*What to do:* In the data below, find each line containing the string "Optimize" and return it.

*Data extract:*

╔══

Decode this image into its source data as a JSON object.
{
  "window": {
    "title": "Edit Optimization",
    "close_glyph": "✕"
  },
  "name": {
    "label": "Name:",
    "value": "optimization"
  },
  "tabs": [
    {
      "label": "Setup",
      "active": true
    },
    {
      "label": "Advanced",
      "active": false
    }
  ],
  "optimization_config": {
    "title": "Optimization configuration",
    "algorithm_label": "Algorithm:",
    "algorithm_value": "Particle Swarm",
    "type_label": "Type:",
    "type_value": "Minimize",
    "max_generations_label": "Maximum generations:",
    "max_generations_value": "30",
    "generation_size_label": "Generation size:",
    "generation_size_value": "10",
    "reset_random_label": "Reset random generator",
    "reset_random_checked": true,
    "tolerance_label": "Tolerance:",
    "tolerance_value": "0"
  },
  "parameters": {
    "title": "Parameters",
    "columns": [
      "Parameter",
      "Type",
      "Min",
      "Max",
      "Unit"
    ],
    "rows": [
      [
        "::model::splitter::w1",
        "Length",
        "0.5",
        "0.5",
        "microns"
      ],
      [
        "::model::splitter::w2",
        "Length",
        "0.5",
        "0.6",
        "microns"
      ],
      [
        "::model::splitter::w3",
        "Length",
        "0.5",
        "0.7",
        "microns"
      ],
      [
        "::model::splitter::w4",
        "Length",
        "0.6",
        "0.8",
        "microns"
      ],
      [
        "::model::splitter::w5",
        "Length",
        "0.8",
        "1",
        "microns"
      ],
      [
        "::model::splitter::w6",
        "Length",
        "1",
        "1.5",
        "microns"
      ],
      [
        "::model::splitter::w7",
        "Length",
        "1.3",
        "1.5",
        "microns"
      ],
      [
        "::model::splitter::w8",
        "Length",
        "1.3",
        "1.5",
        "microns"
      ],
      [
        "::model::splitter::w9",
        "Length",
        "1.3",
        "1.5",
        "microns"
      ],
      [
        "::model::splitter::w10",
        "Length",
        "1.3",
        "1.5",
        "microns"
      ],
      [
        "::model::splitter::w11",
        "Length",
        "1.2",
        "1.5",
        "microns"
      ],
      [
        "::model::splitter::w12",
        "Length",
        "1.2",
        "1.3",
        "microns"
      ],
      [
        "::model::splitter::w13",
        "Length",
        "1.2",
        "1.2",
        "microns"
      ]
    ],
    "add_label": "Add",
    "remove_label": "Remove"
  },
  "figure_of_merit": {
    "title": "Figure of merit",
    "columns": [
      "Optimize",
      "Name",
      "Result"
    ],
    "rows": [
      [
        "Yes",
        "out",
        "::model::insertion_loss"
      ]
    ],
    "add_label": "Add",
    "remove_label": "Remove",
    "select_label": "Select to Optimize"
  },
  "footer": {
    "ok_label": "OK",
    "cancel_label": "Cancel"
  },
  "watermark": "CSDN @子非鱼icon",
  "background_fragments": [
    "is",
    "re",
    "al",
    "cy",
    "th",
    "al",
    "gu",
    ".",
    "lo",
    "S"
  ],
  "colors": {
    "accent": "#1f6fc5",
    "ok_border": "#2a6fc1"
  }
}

╚══

*Full output:*
      "Optimize",
    "select_label": "Select to Optimize"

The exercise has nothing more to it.